Data records

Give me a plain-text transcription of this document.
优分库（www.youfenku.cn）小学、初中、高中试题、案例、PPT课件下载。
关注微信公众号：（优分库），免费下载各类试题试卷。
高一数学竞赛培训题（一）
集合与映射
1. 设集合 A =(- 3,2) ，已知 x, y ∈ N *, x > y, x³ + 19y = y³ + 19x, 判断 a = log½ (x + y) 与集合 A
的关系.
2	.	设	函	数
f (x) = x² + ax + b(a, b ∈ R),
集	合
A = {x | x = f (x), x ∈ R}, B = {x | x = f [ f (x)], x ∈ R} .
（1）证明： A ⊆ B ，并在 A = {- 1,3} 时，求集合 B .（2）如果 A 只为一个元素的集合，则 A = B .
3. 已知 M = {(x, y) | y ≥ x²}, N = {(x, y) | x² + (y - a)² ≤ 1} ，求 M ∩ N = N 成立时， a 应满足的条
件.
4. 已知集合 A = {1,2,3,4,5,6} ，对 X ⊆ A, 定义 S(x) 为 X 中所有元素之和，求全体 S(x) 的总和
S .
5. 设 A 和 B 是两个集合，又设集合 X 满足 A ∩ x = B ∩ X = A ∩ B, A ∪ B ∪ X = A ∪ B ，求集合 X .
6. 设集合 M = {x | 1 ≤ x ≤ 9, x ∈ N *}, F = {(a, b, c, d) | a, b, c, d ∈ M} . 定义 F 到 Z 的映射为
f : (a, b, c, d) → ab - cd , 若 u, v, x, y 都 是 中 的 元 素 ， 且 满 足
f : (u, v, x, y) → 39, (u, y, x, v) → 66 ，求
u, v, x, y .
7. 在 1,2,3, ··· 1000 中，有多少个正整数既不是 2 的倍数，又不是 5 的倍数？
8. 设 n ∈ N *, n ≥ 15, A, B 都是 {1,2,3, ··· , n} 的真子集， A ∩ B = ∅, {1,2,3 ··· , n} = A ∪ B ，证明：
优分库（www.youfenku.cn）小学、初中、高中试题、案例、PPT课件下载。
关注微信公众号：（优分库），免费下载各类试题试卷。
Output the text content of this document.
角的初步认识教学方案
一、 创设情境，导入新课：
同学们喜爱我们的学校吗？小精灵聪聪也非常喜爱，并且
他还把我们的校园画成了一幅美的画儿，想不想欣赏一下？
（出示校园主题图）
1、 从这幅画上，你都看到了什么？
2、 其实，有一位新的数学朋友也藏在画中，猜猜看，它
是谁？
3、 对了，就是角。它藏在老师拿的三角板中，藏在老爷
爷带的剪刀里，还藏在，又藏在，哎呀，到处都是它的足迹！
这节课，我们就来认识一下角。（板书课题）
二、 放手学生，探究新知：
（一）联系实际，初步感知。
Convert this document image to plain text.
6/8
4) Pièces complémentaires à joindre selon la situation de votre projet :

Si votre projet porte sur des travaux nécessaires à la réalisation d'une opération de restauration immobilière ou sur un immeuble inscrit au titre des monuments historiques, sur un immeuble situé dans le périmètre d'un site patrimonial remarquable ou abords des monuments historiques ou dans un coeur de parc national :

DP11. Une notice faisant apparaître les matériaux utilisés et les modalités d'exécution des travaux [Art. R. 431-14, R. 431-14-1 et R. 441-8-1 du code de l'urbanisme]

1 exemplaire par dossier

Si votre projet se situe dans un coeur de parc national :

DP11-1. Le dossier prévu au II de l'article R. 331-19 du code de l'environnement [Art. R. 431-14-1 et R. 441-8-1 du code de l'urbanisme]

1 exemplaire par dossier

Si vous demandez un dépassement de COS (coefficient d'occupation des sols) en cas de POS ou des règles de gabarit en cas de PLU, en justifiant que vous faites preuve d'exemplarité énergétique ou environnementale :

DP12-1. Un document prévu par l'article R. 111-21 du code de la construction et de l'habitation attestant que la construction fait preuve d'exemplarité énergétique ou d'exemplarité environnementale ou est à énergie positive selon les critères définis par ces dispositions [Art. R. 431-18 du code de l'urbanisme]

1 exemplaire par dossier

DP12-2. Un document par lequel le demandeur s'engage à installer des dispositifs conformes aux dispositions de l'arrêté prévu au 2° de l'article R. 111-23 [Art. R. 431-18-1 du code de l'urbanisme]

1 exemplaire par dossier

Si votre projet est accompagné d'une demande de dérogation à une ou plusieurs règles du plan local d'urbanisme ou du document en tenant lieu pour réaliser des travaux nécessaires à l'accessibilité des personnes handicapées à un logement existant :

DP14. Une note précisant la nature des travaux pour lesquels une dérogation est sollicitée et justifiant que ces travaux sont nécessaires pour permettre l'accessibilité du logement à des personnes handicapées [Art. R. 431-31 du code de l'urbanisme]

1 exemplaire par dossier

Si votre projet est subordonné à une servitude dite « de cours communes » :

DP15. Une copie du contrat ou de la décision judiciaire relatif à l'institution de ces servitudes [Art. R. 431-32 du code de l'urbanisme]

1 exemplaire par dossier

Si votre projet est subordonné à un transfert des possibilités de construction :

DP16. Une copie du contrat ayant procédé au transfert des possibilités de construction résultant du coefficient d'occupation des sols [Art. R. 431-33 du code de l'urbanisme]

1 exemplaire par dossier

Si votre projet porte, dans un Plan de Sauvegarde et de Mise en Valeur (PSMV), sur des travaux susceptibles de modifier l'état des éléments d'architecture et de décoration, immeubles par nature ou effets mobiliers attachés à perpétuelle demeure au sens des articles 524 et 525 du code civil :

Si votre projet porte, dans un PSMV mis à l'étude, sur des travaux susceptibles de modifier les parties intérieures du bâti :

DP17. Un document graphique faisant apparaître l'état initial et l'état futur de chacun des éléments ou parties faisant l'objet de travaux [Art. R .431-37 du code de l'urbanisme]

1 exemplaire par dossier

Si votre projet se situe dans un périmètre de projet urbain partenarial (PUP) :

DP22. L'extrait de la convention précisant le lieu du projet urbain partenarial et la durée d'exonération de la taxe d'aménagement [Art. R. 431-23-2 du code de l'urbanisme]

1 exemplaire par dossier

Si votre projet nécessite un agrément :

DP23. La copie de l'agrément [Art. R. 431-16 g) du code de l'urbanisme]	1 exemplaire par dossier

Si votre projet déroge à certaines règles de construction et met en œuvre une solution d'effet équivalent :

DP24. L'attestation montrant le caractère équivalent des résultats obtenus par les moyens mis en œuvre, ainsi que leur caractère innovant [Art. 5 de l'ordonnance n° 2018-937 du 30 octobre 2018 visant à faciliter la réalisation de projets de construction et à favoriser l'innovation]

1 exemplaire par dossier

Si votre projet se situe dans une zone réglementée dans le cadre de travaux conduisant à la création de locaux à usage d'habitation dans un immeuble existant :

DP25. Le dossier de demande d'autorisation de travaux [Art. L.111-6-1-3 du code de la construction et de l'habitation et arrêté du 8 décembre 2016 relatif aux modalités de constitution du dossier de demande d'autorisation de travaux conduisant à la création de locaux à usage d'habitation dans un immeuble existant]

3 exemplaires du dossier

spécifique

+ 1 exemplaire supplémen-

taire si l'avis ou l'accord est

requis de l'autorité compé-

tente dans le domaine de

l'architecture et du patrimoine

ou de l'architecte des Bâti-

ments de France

■ **WHAT IS EXPECTED**: Output the listing above word for word.

■ **ANSWER TO THE PROBLEM**:
Give me a plain-text transcription of this document.
优分库（www.youfenku.cn）小学、初中、高中试题、案例、PPT课件下载。
关注微信公众号：（优分库），免费下载各类试题试卷。
高一数学竞赛培训题（一）
集合与映射
1. 设集合 A =(- 3,2) ，已知 x, y ∈ N *, x > y, x³ + 19y = y³ + 19x, 判断 a = log½ (x + y) 与集合 A
的关系.
2	.	设	函	数
f (x) = x² + ax + b(a, b ∈ R),
集	合
A = {x | x = f (x), x ∈ R}, B = {x | x = f [ f (x)], x ∈ R} .
（1）证明： A ⊆ B ，并在 A = {- 1,3} 时，求集合 B .（2）如果 A 只为一个元素的集合，则 A = B .
3. 已知 M = {(x, y) | y ≥ x²}, N = {(x, y) | x² + (y - a)² ≤ 1} ，求 M ∩ N = N 成立时， a 应满足的条
件.
4. 已知集合 A = {1,2,3,4,5,6} ，对 X ⊆ A, 定义 S(x) 为 X 中所有元素之和，求全体 S(x) 的总和
S .
5. 设 A 和 B 是两个集合，又设集合 X 满足 A ∩ x = B ∩ X = A ∩ B, A ∪ B ∪ X = A ∪ B ，求集合 X .
6. 设集合 M = {x | 1 ≤ x ≤ 9, x ∈ N *}, F = {(a, b, c, d) | a, b, c, d ∈ M} . 定义 F 到 Z 的映射为
f : (a, b, c, d) → ab - cd , 若 u, v, x, y 都 是 中 的 元 素 ， 且 满 足
f : (u, v, x, y) → 39, (u, y, x, v) → 66 ，求
u, v, x, y .
7. 在 1,2,3, ··· 1000 中，有多少个正整数既不是 2 的倍数，又不是 5 的倍数？
8. 设 n ∈ N *, n ≥ 15, A, B 都是 {1,2,3, ··· , n} 的真子集， A ∩ B = ∅, {1,2,3 ··· , n} = A ∪ B ，证明：
优分库（www.youfenku.cn）小学、初中、高中试题、案例、PPT课件下载。
关注微信公众号：（优分库），免费下载各类试题试卷。
Output the text content of this document.
角的初步认识教学方案
一、 创设情境，导入新课：
同学们喜爱我们的学校吗？小精灵聪聪也非常喜爱，并且
他还把我们的校园画成了一幅美的画儿，想不想欣赏一下？
（出示校园主题图）
1、 从这幅画上，你都看到了什么？
2、 其实，有一位新的数学朋友也藏在画中，猜猜看，它
是谁？
3、 对了，就是角。它藏在老师拿的三角板中，藏在老爷
爷带的剪刀里，还藏在，又藏在，哎呀，到处都是它的足迹！
这节课，我们就来认识一下角。（板书课题）
二、 放手学生，探究新知：
（一）联系实际，初步感知。
Convert this document image to plain text.
6/8
4) Pièces complémentaires à joindre selon la situation de votre projet :

Si votre projet porte sur des travaux nécessaires à la réalisation d'une opération de restauration immobilière ou sur un immeuble inscrit au titre des monuments historiques, sur un immeuble situé dans le périmètre d'un site patrimonial remarquable ou abords des monuments historiques ou dans un coeur de parc national :

DP11. Une notice faisant apparaître les matériaux utilisés et les modalités d'exécution des travaux [Art. R. 431-14, R. 431-14-1 et R. 441-8-1 du code de l'urbanisme]

1 exemplaire par dossier

Si votre projet se situe dans un coeur de parc national :

DP11-1. Le dossier prévu au II de l'article R. 331-19 du code de l'environnement [Art. R. 431-14-1 et R. 441-8-1 du code de l'urbanisme]

1 exemplaire par dossier

Si vous demandez un dépassement de COS (coefficient d'occupation des sols) en cas de POS ou des règles de gabarit en cas de PLU, en justifiant que vous faites preuve d'exemplarité énergétique ou environnementale :

DP12-1. Un document prévu par l'article R. 111-21 du code de la construction et de l'habitation attestant que la construction fait preuve d'exemplarité énergétique ou d'exemplarité environnementale ou est à énergie positive selon les critères définis par ces dispositions [Art. R. 431-18 du code de l'urbanisme]

1 exemplaire par dossier

DP12-2. Un document par lequel le demandeur s'engage à installer des dispositifs conformes aux dispositions de l'arrêté prévu au 2° de l'article R. 111-23 [Art. R. 431-18-1 du code de l'urbanisme]

1 exemplaire par dossier

Si votre projet est accompagné d'une demande de dérogation à une ou plusieurs règles du plan local d'urbanisme ou du document en tenant lieu pour réaliser des travaux nécessaires à l'accessibilité des personnes handicapées à un logement existant :

DP14. Une note précisant la nature des travaux pour lesquels une dérogation est sollicitée et justifiant que ces travaux sont nécessaires pour permettre l'accessibilité du logement à des personnes handicapées [Art. R. 431-31 du code de l'urbanisme]

1 exemplaire par dossier

Si votre projet est subordonné à une servitude dite « de cours communes » :

DP15. Une copie du contrat ou de la décision judiciaire relatif à l'institution de ces servitudes [Art. R. 431-32 du code de l'urbanisme]

1 exemplaire par dossier

Si votre projet est subordonné à un transfert des possibilités de construction :

DP16. Une copie du contrat ayant procédé au transfert des possibilités de construction résultant du coefficient d'occupation des sols [Art. R. 431-33 du code de l'urbanisme]

1 exemplaire par dossier

Si votre projet porte, dans un Plan de Sauvegarde et de Mise en Valeur (PSMV), sur des travaux susceptibles de modifier l'état des éléments d'architecture et de décoration, immeubles par nature ou effets mobiliers attachés à perpétuelle demeure au sens des articles 524 et 525 du code civil :

Si votre projet porte, dans un PSMV mis à l'étude, sur des travaux susceptibles de modifier les parties intérieures du bâti :

DP17. Un document graphique faisant apparaître l'état initial et l'état futur de chacun des éléments ou parties faisant l'objet de travaux [Art. R .431-37 du code de l'urbanisme]

1 exemplaire par dossier

Si votre projet se situe dans un périmètre de projet urbain partenarial (PUP) :

DP22. L'extrait de la convention précisant le lieu du projet urbain partenarial et la durée d'exonération de la taxe d'aménagement [Art. R. 431-23-2 du code de l'urbanisme]

1 exemplaire par dossier

Si votre projet nécessite un agrément :

DP23. La copie de l'agrément [Art. R. 431-16 g) du code de l'urbanisme]	1 exemplaire par dossier

Si votre projet déroge à certaines règles de construction et met en œuvre une solution d'effet équivalent :

DP24. L'attestation montrant le caractère équivalent des résultats obtenus par les moyens mis en œuvre, ainsi que leur caractère innovant [Art. 5 de l'ordonnance n° 2018-937 du 30 octobre 2018 visant à faciliter la réalisation de projets de construction et à favoriser l'innovation]

1 exemplaire par dossier

Si votre projet se situe dans une zone réglementée dans le cadre de travaux conduisant à la création de locaux à usage d'habitation dans un immeuble existant :

DP25. Le dossier de demande d'autorisation de travaux [Art. L.111-6-1-3 du code de la construction et de l'habitation et arrêté du 8 décembre 2016 relatif aux modalités de constitution du dossier de demande d'autorisation de travaux conduisant à la création de locaux à usage d'habitation dans un immeuble existant]

3 exemplaires du dossier

spécifique

+ 1 exemplaire supplémen-

taire si l'avis ou l'accord est

requis de l'autorité compé-

tente dans le domaine de

l'architecture et du patrimoine

ou de l'architecte des Bâti-

ments de France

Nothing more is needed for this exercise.